Text section →

We learned to distinguish between “premeditated” bad actors who come to a platform with the intent to cause harm and “opportunistic” bad actors who would swipe a $20 bill on a nightstand, as an example. Some techniques work well against one group, but not the other. One effective means to fight both is to check a government-issued photo ID. Premeditated bad actors will often leave to find another platform with fewer protections, and opportunistic bad actors will think twice before doing something malicious in the moment when they know their ID has been checked.

Historically, checking IDs online has been hard. It required a 5-figure contract with a legacy ID verification provider, would take minutes or more, and the quality of the data returned left a lot to be desired. We knew there had to be a better way, and so we started Berbix. Our product returns a result in 2 seconds or less and leverages the machine- and human-readable components of a photo ID to maximize accuracy.

We’ve designed Berbix in a way that we, as developers, would want to use it (https://docs.berbix.com), with backend API libraries that make an integration simple and intuitive. We offer client-side SDKs for a number of platforms including React, iOS, Android and more (https://github.com/berbix). We make integration simple enough to be completed in a matter of minutes, while also providing flexibility to offer custom configurations if desired. Using our API, you can request the information you need to verify your users, while isolating your servers from ever handling the sensitive user-submitted ID images directly.

Challenge 1 → In the Berbix text, write out the passage starting with "We’ve designed Berbix" and going on through "ID images directly.".
Challenge 2 → List every platform that the Berbix text names as having a client-side SDK.

Data provided →
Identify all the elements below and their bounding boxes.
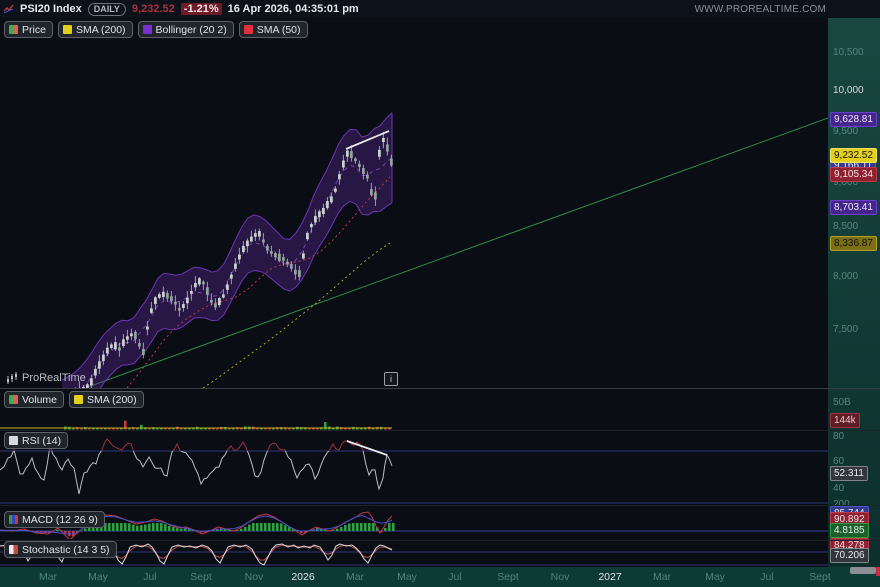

Finished answer 1 →
We’ve designed Berbix in a way that we, as developers, would want to use it (https://docs.berbix.com), with backend API libraries that make an integration simple and intuitive. We offer client-side SDKs for a number of platforms including React, iOS, Android and more (https://github.com/berbix). We make integration simple enough to be completed in a matter of minutes, while also providing flexibility to offer custom configurations if desired. Using our API, you can request the information you need to verify your users, while isolating your servers from ever handling the sensitive user-submitted ID images directly.

Finished answer 2 → React, iOS, Android